(What the task requires) Which lines hold the word "years"? Copy each of them from the material.

(The records)
======
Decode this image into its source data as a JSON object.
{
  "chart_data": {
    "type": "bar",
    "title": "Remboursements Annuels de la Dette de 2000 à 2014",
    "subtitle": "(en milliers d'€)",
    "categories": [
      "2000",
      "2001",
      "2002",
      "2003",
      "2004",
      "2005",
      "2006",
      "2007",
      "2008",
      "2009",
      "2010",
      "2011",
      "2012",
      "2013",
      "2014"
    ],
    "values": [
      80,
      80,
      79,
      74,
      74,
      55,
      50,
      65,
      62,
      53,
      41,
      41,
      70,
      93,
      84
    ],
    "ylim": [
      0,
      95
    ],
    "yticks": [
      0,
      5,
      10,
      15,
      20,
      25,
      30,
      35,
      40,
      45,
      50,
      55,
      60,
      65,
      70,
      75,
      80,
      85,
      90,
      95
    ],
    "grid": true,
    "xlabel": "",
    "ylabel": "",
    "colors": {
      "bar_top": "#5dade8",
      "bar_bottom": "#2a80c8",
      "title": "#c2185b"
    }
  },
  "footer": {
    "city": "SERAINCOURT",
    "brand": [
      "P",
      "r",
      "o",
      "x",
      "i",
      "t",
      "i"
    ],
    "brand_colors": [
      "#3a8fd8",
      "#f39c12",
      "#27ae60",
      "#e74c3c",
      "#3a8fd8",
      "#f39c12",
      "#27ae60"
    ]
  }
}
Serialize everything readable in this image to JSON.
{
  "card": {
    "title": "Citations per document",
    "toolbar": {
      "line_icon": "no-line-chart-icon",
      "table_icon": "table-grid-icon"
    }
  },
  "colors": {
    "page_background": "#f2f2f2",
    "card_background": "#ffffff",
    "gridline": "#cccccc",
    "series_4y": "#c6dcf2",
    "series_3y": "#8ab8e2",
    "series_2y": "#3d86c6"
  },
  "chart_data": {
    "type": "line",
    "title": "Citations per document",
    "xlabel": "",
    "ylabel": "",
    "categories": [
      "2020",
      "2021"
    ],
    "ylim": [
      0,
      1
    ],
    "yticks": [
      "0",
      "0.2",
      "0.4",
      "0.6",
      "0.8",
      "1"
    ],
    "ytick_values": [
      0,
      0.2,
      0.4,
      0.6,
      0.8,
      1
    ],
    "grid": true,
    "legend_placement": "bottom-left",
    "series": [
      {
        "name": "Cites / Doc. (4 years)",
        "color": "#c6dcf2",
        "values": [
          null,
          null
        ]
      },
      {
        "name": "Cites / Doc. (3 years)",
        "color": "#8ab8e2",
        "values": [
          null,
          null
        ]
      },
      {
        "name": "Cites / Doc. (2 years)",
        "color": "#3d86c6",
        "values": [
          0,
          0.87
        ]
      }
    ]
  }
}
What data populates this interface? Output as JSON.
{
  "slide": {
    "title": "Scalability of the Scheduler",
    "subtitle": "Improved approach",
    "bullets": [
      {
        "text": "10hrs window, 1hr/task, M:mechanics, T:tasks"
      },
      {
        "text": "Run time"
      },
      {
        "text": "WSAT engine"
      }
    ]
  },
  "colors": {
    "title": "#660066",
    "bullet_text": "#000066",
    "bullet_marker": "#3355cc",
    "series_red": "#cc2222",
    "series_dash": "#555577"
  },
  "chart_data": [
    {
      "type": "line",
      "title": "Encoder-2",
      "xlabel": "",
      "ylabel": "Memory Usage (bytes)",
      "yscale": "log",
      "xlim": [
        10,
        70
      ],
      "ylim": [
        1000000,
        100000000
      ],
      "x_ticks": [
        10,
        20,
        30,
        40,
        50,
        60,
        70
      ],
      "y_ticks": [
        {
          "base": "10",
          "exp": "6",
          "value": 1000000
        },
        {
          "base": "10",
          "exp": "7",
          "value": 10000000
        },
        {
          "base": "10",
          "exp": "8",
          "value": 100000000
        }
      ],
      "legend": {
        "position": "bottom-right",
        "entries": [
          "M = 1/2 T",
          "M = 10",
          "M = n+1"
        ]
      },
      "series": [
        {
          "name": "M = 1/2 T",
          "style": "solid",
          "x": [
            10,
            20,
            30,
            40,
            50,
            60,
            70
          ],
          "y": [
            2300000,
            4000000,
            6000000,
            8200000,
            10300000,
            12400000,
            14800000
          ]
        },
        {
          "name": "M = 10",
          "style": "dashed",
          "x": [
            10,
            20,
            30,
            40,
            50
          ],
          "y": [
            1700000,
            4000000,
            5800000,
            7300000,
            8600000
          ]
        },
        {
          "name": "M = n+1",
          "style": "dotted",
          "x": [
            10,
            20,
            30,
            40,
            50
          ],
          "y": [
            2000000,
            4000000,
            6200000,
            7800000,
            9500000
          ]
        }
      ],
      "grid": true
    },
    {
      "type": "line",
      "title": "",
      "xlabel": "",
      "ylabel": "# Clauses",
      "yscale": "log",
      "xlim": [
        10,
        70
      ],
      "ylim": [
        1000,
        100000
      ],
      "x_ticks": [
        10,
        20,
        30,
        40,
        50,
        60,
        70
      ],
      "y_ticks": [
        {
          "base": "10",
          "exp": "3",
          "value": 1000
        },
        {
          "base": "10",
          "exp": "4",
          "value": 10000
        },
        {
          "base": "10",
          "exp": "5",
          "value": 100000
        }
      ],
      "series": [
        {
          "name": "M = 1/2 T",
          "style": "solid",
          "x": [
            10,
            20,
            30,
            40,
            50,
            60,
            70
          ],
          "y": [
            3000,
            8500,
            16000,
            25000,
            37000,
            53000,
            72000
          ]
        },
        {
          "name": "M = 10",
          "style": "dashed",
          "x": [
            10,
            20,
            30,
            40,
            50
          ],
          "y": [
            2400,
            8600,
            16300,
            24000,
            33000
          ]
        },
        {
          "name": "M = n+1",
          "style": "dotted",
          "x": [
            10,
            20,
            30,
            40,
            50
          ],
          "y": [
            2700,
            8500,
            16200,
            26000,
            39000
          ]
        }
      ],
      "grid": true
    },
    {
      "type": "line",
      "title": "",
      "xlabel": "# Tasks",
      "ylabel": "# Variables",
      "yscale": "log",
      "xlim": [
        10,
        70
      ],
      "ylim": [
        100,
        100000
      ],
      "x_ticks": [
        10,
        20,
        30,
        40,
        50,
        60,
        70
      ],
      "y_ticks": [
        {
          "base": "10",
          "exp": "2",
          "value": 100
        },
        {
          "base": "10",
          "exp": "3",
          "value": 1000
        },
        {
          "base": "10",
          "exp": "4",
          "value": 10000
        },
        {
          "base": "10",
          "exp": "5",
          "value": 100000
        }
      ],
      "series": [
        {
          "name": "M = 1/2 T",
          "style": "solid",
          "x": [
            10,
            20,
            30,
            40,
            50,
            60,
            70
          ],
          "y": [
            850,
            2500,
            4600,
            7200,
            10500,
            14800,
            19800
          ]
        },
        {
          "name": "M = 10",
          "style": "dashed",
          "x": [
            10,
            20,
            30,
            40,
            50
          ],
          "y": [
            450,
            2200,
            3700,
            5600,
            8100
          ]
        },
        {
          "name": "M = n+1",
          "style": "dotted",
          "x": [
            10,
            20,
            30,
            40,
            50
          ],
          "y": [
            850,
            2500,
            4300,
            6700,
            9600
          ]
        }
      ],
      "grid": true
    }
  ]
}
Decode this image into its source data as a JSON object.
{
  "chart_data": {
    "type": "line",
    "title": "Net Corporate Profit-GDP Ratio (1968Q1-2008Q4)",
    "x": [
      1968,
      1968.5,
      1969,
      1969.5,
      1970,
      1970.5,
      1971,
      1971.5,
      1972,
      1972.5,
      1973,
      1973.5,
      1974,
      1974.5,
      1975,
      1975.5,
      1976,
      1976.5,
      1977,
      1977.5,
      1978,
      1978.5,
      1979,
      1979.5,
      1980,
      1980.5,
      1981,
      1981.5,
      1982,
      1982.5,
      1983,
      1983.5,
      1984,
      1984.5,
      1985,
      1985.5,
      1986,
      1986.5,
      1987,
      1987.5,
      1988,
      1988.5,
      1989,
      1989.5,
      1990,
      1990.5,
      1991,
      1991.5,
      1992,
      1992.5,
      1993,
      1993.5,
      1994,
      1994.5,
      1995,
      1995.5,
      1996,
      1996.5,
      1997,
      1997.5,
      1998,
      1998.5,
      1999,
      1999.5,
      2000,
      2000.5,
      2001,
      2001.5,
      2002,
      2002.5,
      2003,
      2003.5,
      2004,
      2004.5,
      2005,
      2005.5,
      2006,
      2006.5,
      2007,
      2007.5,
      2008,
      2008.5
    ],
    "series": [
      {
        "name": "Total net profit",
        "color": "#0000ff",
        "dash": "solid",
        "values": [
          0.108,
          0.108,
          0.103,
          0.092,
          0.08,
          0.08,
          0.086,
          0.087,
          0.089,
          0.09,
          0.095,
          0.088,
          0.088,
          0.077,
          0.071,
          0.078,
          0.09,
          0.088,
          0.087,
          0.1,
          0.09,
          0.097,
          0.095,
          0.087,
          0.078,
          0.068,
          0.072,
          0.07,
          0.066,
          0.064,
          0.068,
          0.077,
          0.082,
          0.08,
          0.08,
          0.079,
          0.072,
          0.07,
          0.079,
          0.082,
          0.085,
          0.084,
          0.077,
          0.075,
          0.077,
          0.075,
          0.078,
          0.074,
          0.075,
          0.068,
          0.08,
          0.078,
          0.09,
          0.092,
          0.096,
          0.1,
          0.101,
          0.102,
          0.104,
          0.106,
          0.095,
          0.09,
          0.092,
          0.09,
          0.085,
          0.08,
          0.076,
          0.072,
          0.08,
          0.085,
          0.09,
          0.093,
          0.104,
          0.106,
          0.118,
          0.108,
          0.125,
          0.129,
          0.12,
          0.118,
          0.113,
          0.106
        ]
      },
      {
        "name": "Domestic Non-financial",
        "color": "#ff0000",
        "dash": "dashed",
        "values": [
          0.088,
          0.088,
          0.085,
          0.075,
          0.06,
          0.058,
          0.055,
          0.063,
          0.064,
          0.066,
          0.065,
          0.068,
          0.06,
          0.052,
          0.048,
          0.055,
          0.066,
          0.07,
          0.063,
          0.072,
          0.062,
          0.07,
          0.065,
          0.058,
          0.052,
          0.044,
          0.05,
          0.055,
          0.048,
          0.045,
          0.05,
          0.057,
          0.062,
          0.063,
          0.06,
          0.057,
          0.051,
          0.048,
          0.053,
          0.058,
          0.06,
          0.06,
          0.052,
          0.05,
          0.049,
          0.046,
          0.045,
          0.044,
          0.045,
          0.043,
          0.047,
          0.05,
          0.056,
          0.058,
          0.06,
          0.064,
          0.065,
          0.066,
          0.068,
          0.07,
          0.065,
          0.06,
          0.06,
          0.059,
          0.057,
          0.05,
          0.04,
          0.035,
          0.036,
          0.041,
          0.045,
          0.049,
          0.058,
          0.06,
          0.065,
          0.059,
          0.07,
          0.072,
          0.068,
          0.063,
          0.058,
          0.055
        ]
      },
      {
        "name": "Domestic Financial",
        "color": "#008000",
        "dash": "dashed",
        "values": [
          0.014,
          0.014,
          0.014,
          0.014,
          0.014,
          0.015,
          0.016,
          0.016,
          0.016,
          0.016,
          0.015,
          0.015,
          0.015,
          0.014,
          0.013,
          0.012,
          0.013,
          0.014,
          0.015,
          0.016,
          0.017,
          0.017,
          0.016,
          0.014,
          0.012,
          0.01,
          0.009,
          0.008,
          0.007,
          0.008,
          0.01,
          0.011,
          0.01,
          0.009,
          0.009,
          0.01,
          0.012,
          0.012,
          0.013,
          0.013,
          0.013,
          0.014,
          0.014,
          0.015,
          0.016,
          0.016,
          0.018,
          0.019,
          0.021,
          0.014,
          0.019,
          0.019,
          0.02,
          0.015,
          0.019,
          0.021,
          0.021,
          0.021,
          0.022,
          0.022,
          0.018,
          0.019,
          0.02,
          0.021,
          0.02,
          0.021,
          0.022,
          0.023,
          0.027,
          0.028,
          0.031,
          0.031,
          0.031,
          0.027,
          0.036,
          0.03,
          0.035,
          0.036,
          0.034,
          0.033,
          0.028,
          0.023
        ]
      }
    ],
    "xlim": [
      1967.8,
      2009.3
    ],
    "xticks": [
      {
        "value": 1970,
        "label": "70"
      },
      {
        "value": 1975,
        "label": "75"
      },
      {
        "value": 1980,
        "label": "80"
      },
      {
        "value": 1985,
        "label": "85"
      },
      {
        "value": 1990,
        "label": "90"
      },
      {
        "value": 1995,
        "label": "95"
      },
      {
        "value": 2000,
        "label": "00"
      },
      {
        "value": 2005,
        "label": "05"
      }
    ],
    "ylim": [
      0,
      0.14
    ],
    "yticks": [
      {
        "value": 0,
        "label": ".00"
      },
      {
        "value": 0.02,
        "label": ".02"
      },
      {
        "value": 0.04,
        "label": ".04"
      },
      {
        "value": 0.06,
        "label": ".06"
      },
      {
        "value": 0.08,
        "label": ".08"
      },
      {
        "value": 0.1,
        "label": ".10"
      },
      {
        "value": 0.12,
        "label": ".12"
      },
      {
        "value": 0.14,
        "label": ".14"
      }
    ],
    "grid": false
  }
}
======
(Solved exercise)
        "name": "Cites / Doc. (4 years)",
        "name": "Cites / Doc. (3 years)",
        "name": "Cites / Doc. (2 years)",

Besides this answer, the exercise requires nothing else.